* Data in this exercise
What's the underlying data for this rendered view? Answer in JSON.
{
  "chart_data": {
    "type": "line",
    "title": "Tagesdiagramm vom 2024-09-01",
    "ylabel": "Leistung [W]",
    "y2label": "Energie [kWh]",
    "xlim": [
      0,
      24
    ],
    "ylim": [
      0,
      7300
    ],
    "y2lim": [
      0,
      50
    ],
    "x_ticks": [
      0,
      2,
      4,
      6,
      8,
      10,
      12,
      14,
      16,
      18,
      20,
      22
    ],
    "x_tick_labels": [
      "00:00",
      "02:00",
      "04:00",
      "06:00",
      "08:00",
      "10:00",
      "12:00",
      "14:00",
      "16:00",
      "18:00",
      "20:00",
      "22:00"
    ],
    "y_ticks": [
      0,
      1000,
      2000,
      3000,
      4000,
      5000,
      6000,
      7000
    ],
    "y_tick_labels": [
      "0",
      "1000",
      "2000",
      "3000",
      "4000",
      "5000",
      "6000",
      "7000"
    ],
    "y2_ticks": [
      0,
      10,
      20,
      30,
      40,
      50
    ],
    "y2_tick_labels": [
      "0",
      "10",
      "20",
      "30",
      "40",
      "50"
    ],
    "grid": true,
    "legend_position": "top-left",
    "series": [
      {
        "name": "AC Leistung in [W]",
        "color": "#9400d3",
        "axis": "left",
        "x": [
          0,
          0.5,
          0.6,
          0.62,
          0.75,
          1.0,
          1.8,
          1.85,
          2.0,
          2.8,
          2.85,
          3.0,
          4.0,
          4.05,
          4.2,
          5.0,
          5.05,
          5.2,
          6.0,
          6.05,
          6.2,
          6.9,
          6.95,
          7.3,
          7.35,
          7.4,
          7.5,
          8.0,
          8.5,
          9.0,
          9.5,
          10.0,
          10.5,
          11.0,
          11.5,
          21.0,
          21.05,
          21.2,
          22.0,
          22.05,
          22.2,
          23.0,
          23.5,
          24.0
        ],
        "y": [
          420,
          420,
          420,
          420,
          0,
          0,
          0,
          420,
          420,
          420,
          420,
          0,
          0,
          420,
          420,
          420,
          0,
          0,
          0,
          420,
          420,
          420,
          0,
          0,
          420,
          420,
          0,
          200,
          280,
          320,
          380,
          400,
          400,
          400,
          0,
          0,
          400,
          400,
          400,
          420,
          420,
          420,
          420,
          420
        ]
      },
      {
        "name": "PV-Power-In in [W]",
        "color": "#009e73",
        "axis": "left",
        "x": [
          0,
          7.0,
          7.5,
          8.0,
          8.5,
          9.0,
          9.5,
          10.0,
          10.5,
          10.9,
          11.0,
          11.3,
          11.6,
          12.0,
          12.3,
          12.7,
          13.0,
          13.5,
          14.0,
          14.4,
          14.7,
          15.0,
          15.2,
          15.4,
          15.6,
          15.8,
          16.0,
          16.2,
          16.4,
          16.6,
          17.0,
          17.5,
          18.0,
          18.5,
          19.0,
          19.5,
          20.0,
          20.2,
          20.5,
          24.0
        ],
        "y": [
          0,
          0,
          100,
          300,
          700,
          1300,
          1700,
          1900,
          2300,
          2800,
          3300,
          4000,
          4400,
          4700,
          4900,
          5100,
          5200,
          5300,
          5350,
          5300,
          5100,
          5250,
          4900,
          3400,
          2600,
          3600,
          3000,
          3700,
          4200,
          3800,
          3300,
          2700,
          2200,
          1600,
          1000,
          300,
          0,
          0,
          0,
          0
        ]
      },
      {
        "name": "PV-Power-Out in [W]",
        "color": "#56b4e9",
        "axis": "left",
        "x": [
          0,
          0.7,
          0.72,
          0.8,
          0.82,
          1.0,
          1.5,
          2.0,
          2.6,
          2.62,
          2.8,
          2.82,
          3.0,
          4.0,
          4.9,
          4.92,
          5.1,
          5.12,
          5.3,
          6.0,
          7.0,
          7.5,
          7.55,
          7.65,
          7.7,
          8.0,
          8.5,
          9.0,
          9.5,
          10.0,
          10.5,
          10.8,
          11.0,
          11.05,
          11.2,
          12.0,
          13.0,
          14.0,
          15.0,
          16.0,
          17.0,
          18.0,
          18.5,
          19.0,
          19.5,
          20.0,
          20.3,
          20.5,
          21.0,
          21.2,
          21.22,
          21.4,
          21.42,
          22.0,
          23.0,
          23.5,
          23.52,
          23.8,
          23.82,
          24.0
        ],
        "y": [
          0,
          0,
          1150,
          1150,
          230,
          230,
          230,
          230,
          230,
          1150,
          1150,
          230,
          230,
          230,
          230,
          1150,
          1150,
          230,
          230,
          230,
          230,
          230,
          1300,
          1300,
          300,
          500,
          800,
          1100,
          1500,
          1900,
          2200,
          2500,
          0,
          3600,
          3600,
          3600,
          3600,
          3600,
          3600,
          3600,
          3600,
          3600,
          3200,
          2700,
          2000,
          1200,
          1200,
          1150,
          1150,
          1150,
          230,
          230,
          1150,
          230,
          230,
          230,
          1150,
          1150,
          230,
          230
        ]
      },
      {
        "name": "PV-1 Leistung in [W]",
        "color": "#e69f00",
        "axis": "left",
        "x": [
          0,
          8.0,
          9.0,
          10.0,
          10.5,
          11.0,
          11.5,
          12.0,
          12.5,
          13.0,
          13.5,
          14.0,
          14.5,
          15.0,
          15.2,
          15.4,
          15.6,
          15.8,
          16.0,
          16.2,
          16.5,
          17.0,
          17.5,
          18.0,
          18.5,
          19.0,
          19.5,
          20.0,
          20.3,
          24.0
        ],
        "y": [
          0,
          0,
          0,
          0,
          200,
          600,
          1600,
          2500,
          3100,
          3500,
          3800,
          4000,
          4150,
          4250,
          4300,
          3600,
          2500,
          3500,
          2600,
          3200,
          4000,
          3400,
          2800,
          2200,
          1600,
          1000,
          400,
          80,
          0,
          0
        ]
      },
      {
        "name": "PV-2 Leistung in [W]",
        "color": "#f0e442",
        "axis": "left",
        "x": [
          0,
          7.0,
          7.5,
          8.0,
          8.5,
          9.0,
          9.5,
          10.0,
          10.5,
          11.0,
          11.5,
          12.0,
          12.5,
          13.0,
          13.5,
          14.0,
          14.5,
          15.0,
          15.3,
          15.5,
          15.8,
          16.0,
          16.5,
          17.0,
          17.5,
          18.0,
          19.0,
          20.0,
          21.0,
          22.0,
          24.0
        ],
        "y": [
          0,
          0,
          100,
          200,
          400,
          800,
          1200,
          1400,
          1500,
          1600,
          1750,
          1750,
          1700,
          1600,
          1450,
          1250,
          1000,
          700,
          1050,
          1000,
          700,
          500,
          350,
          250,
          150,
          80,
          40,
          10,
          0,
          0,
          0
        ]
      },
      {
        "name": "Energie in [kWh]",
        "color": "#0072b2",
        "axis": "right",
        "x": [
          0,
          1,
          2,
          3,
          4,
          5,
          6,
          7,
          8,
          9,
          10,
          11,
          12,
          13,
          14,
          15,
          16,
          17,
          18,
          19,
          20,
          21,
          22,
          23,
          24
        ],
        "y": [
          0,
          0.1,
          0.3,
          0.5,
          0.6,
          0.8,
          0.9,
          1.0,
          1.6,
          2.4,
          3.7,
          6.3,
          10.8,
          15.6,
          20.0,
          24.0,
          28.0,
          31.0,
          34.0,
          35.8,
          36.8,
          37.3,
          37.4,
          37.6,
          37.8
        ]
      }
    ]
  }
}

* What to produce
Make a verbatim copy of every entry shown above.

* Completed exercise
What's the underlying data for this rendered view? Answer in JSON.
{
  "chart_data": {
    "type": "line",
    "title": "Tagesdiagramm vom 2024-09-01",
    "ylabel": "Leistung [W]",
    "y2label": "Energie [kWh]",
    "xlim": [
      0,
      24
    ],
    "ylim": [
      0,
      7300
    ],
    "y2lim": [
      0,
      50
    ],
    "x_ticks": [
      0,
      2,
      4,
      6,
      8,
      10,
      12,
      14,
      16,
      18,
      20,
      22
    ],
    "x_tick_labels": [
      "00:00",
      "02:00",
      "04:00",
      "06:00",
      "08:00",
      "10:00",
      "12:00",
      "14:00",
      "16:00",
      "18:00",
      "20:00",
      "22:00"
    ],
    "y_ticks": [
      0,
      1000,
      2000,
      3000,
      4000,
      5000,
      6000,
      7000
    ],
    "y_tick_labels": [
      "0",
      "1000",
      "2000",
      "3000",
      "4000",
      "5000",
      "6000",
      "7000"
    ],
    "y2_ticks": [
      0,
      10,
      20,
      30,
      40,
      50
    ],
    "y2_tick_labels": [
      "0",
      "10",
      "20",
      "30",
      "40",
      "50"
    ],
    "grid": true,
    "legend_position": "top-left",
    "series": [
      {
        "name": "AC Leistung in [W]",
        "color": "#9400d3",
        "axis": "left",
        "x": [
          0,
          0.5,
          0.6,
          0.62,
          0.75,
          1.0,
          1.8,
          1.85,
          2.0,
          2.8,
          2.85,
          3.0,
          4.0,
          4.05,
          4.2,
          5.0,
          5.05,
          5.2,
          6.0,
          6.05,
          6.2,
          6.9,
          6.95,
          7.3,
          7.35,
          7.4,
          7.5,
          8.0,
          8.5,
          9.0,
          9.5,
          10.0,
          10.5,
          11.0,
          11.5,
          21.0,
          21.05,
          21.2,
          22.0,
          22.05,
          22.2,
          23.0,
          23.5,
          24.0
        ],
        "y": [
          420,
          420,
          420,
          420,
          0,
          0,
          0,
          420,
          420,
          420,
          420,
          0,
          0,
          420,
          420,
          420,
          0,
          0,
          0,
          420,
          420,
          420,
          0,
          0,
          420,
          420,
          0,
          200,
          280,
          320,
          380,
          400,
          400,
          400,
          0,
          0,
          400,
          400,
          400,
          420,
          420,
          420,
          420,
          420
        ]
      },
      {
        "name": "PV-Power-In in [W]",
        "color": "#009e73",
        "axis": "left",
        "x": [
          0,
          7.0,
          7.5,
          8.0,
          8.5,
          9.0,
          9.5,
          10.0,
          10.5,
          10.9,
          11.0,
          11.3,
          11.6,
          12.0,
          12.3,
          12.7,
          13.0,
          13.5,
          14.0,
          14.4,
          14.7,
          15.0,
          15.2,
          15.4,
          15.6,
          15.8,
          16.0,
          16.2,
          16.4,
          16.6,
          17.0,
          17.5,
          18.0,
          18.5,
          19.0,
          19.5,
          20.0,
          20.2,
          20.5,
          24.0
        ],
        "y": [
          0,
          0,
          100,
          300,
          700,
          1300,
          1700,
          1900,
          2300,
          2800,
          3300,
          4000,
          4400,
          4700,
          4900,
          5100,
          5200,
          5300,
          5350,
          5300,
          5100,
          5250,
          4900,
          3400,
          2600,
          3600,
          3000,
          3700,
          4200,
          3800,
          3300,
          2700,
          2200,
          1600,
          1000,
          300,
          0,
          0,
          0,
          0
        ]
      },
      {
        "name": "PV-Power-Out in [W]",
        "color": "#56b4e9",
        "axis": "left",
        "x": [
          0,
          0.7,
          0.72,
          0.8,
          0.82,
          1.0,
          1.5,
          2.0,
          2.6,
          2.62,
          2.8,
          2.82,
          3.0,
          4.0,
          4.9,
          4.92,
          5.1,
          5.12,
          5.3,
          6.0,
          7.0,
          7.5,
          7.55,
          7.65,
          7.7,
          8.0,
          8.5,
          9.0,
          9.5,
          10.0,
          10.5,
          10.8,
          11.0,
          11.05,
          11.2,
          12.0,
          13.0,
          14.0,
          15.0,
          16.0,
          17.0,
          18.0,
          18.5,
          19.0,
          19.5,
          20.0,
          20.3,
          20.5,
          21.0,
          21.2,
          21.22,
          21.4,
          21.42,
          22.0,
          23.0,
          23.5,
          23.52,
          23.8,
          23.82,
          24.0
        ],
        "y": [
          0,
          0,
          1150,
          1150,
          230,
          230,
          230,
          230,
          230,
          1150,
          1150,
          230,
          230,
          230,
          230,
          1150,
          1150,
          230,
          230,
          230,
          230,
          230,
          1300,
          1300,
          300,
          500,
          800,
          1100,
          1500,
          1900,
          2200,
          2500,
          0,
          3600,
          3600,
          3600,
          3600,
          3600,
          3600,
          3600,
          3600,
          3600,
          3200,
          2700,
          2000,
          1200,
          1200,
          1150,
          1150,
          1150,
          230,
          230,
          1150,
          230,
          230,
          230,
          1150,
          1150,
          230,
          230
        ]
      },
      {
        "name": "PV-1 Leistung in [W]",
        "color": "#e69f00",
        "axis": "left",
        "x": [
          0,
          8.0,
          9.0,
          10.0,
          10.5,
          11.0,
          11.5,
          12.0,
          12.5,
          13.0,
          13.5,
          14.0,
          14.5,
          15.0,
          15.2,
          15.4,
          15.6,
          15.8,
          16.0,
          16.2,
          16.5,
          17.0,
          17.5,
          18.0,
          18.5,
          19.0,
          19.5,
          20.0,
          20.3,
          24.0
        ],
        "y": [
          0,
          0,
          0,
          0,
          200,
          600,
          1600,
          2500,
          3100,
          3500,
          3800,
          4000,
          4150,
          4250,
          4300,
          3600,
          2500,
          3500,
          2600,
          3200,
          4000,
          3400,
          2800,
          2200,
          1600,
          1000,
          400,
          80,
          0,
          0
        ]
      },
      {
        "name": "PV-2 Leistung in [W]",
        "color": "#f0e442",
        "axis": "left",
        "x": [
          0,
          7.0,
          7.5,
          8.0,
          8.5,
          9.0,
          9.5,
          10.0,
          10.5,
          11.0,
          11.5,
          12.0,
          12.5,
          13.0,
          13.5,
          14.0,
          14.5,
          15.0,
          15.3,
          15.5,
          15.8,
          16.0,
          16.5,
          17.0,
          17.5,
          18.0,
          19.0,
          20.0,
          21.0,
          22.0,
          24.0
        ],
        "y": [
          0,
          0,
          100,
          200,
          400,
          800,
          1200,
          1400,
          1500,
          1600,
          1750,
          1750,
          1700,
          1600,
          1450,
          1250,
          1000,
          700,
          1050,
          1000,
          700,
          500,
          350,
          250,
          150,
          80,
          40,
          10,
          0,
          0,
          0
        ]
      },
      {
        "name": "Energie in [kWh]",
        "color": "#0072b2",
        "axis": "right",
        "x": [
          0,
          1,
          2,
          3,
          4,
          5,
          6,
          7,
          8,
          9,
          10,
          11,
          12,
          13,
          14,
          15,
          16,
          17,
          18,
          19,
          20,
          21,
          22,
          23,
          24
        ],
        "y": [
          0,
          0.1,
          0.3,
          0.5,
          0.6,
          0.8,
          0.9,
          1.0,
          1.6,
          2.4,
          3.7,
          6.3,
          10.8,
          15.6,
          20.0,
          24.0,
          28.0,
          31.0,
          34.0,
          35.8,
          36.8,
          37.3,
          37.4,
          37.6,
          37.8
        ]
      }
    ]
  }
}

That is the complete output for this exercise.